> [EXERCISE DIRECTIONS]
Return the listing below verbatim. Pictures do not belong in the copy.

(Extracted records)

◇ ◇ ◇ ◇

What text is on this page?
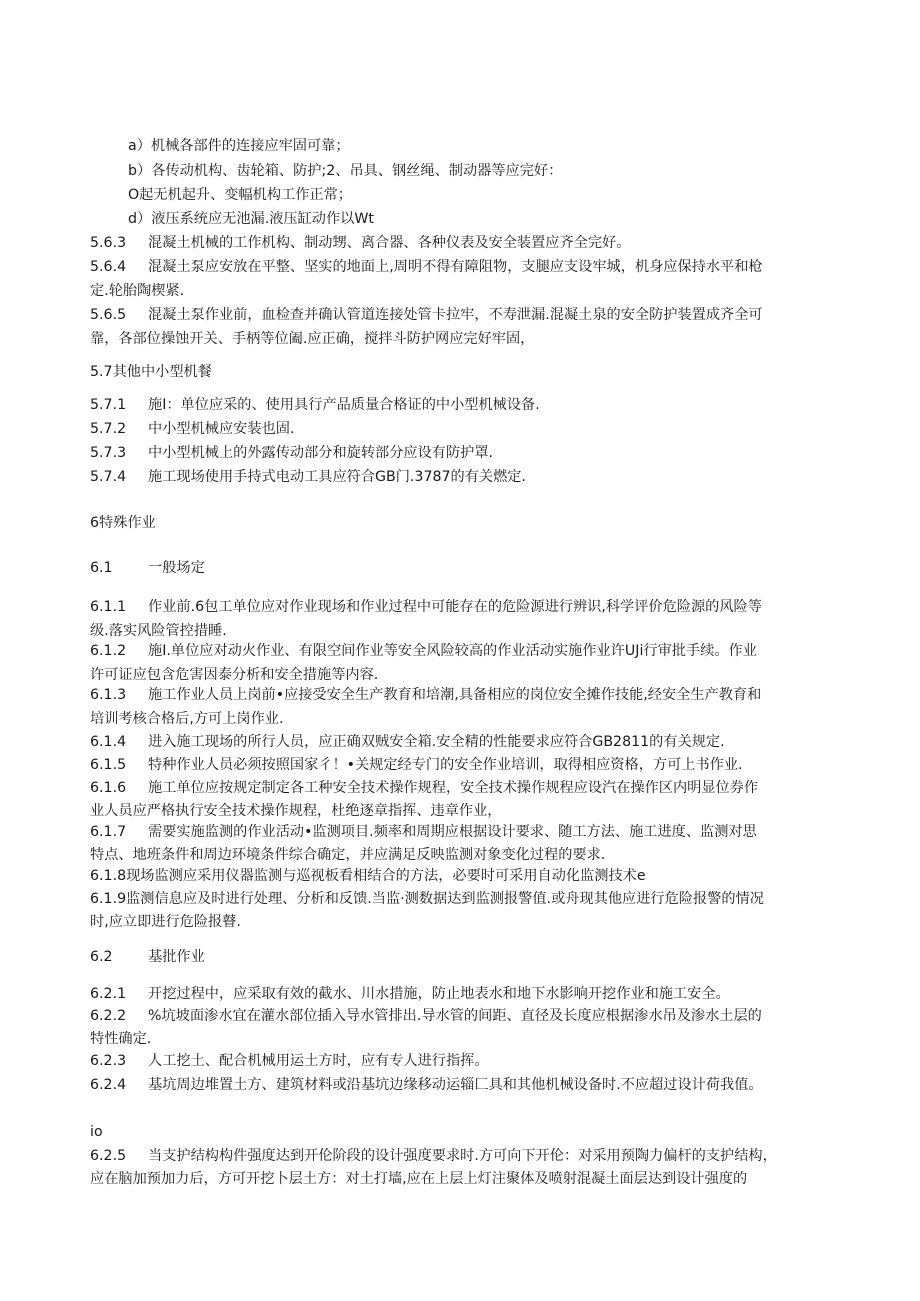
a）机械各部件的连接应牢固可靠；
b）各传动机构、齿轮箱、防护;2、吊具、钢丝绳、制动器等应完好：
O起无机起升、变幅机构工作正常；
d）液压系统应无池漏.液压缸动作以Wt
5.6.3 混凝土机械的工作机构、制动甥、离合器、各种仪表及安全装置应齐全完好。
5.6.4 混凝土泵应安放在平整、坚实的地面上,周明不得有障阻物，支腿应支设牢城，机身应保持水平和枪
定.轮胎陶楔紧.
5.6.5 混凝土泵作业前，血检查并确认管道连接处管卡拉牢，不寿泄漏.混凝土泉的安全防护装置成齐全可
靠，各部位操蚀开关、手柄等位阖.应正确，搅拌斗防护网应完好牢固，
5.7其他中小型机餐
5.7.1 施I：单位应采的、使用具行产品质量合格证的中小型机械设备.
5.7.2 中小型机械应安装也固.
5.7.3 中小型机械上的外露传动部分和旋转部分应设有防护罩.
5.7.4 施工现场使用手持式电动工具应符合GB门.3787的有关燃定.
6特殊作业
6.1 一般场定
6.1.1 作业前.6包工单位应对作业现场和作业过程中可能存在的危险源进行辨识,科学评价危险源的风险等
级.落实风险管控措睡.
6.1.2 施I.单位应对动火作业、有限空间作业等安全风险较高的作业活动实施作业许UJi行审批手续。作业
许可证应包含危害因泰分析和安全措施等内容.
6.1.3 施工作业人员上岗前•应接受安全生产教育和培潮,具备相应的岗位安全摊作技能,经安全生产教育和
培训考核合格后,方可上岗作业.
6.1.4 进入施工现场的所行人员，应正确双贼安全箱.安全精的性能要求应符合GB2811的有关规定.
6.1.5 特种作业人员必须按照国家彳！•关规定经专门的安全作业培训，取得相应资格，方可上书作业.
6.1.6 施工单位应按规定制定各工种安全技术操作规程，安全技术操作规程应设汽在操作区内明显位券作
业人员应严格执行安全技术操作规程，杜绝逐章指挥、违章作业，
6.1.7 需要实施监测的作业活动•监测项目.频率和周期应根据设计要求、随工方法、施工进度、监测对思
特点、地班条件和周边环境条件综合确定，并应满足反映监测对象变化过程的要求.
6.1.8现场监测应采用仪器监测与巡视板看相结合的方法，必要时可采用自动化监测技术e
6.1.9监测信息应及时进行处理、分析和反馈.当监·测数据达到监测报警值.或舟现其他应进行危险报警的情况
时,应立即进行危险报瞽.
6.2 基批作业
6.2.1 开挖过程中，应采取有效的截水、川水措施，防止地表水和地下水影响开挖作业和施工安全。
6.2.2 %坑坡面渗水宜在灌水部位插入导水管排出.导水管的间距、直径及长度应根据渗水吊及渗水土层的
特性确定.
6.2.3 人工挖土、配合机械用运土方时，应有专人进行指挥。
6.2.4 基坑周边堆置土方、建筑材料或沿基坑边缘移动运辎匚具和其他机械设备时.不应超过设计荷我值。
io
6.2.5 当支护结构构件强度达到开伦阶段的设计强度要求时.方可向下开伦：对采用预陶力偏杆的支护结构，
应在脑加预加力后，方可开挖卜层土方：对土打墙,应在上层上灯注聚体及喷射混凝土面层达到设计强度的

◇ ◇ ◇ ◇

> [EXERCISE ANSWER]
What text is on this page?
a）机械各部件的连接应牢固可靠；
b）各传动机构、齿轮箱、防护;2、吊具、钢丝绳、制动器等应完好：
O起无机起升、变幅机构工作正常；
d）液压系统应无池漏.液压缸动作以Wt
5.6.3 混凝土机械的工作机构、制动甥、离合器、各种仪表及安全装置应齐全完好。
5.6.4 混凝土泵应安放在平整、坚实的地面上,周明不得有障阻物，支腿应支设牢城，机身应保持水平和枪
定.轮胎陶楔紧.
5.6.5 混凝土泵作业前，血检查并确认管道连接处管卡拉牢，不寿泄漏.混凝土泉的安全防护装置成齐全可
靠，各部位操蚀开关、手柄等位阖.应正确，搅拌斗防护网应完好牢固，
5.7其他中小型机餐
5.7.1 施I：单位应采的、使用具行产品质量合格证的中小型机械设备.
5.7.2 中小型机械应安装也固.
5.7.3 中小型机械上的外露传动部分和旋转部分应设有防护罩.
5.7.4 施工现场使用手持式电动工具应符合GB门.3787的有关燃定.
6特殊作业
6.1 一般场定
6.1.1 作业前.6包工单位应对作业现场和作业过程中可能存在的危险源进行辨识,科学评价危险源的风险等
级.落实风险管控措睡.
6.1.2 施I.单位应对动火作业、有限空间作业等安全风险较高的作业活动实施作业许UJi行审批手续。作业
许可证应包含危害因泰分析和安全措施等内容.
6.1.3 施工作业人员上岗前•应接受安全生产教育和培潮,具备相应的岗位安全摊作技能,经安全生产教育和
培训考核合格后,方可上岗作业.
6.1.4 进入施工现场的所行人员，应正确双贼安全箱.安全精的性能要求应符合GB2811的有关规定.
6.1.5 特种作业人员必须按照国家彳！•关规定经专门的安全作业培训，取得相应资格，方可上书作业.
6.1.6 施工单位应按规定制定各工种安全技术操作规程，安全技术操作规程应设汽在操作区内明显位券作
业人员应严格执行安全技术操作规程，杜绝逐章指挥、违章作业，
6.1.7 需要实施监测的作业活动•监测项目.频率和周期应根据设计要求、随工方法、施工进度、监测对思
特点、地班条件和周边环境条件综合确定，并应满足反映监测对象变化过程的要求.
6.1.8现场监测应采用仪器监测与巡视板看相结合的方法，必要时可采用自动化监测技术e
6.1.9监测信息应及时进行处理、分析和反馈.当监·测数据达到监测报警值.或舟现其他应进行危险报警的情况
时,应立即进行危险报瞽.
6.2 基批作业
6.2.1 开挖过程中，应采取有效的截水、川水措施，防止地表水和地下水影响开挖作业和施工安全。
6.2.2 %坑坡面渗水宜在灌水部位插入导水管排出.导水管的间距、直径及长度应根据渗水吊及渗水土层的
特性确定.
6.2.3 人工挖土、配合机械用运土方时，应有专人进行指挥。
6.2.4 基坑周边堆置土方、建筑材料或沿基坑边缘移动运辎匚具和其他机械设备时.不应超过设计荷我值。
io
6.2.5 当支护结构构件强度达到开伦阶段的设计强度要求时.方可向下开伦：对采用预陶力偏杆的支护结构，
应在脑加预加力后，方可开挖卜层土方：对土打墙,应在上层上灯注聚体及喷射混凝土面层达到设计强度的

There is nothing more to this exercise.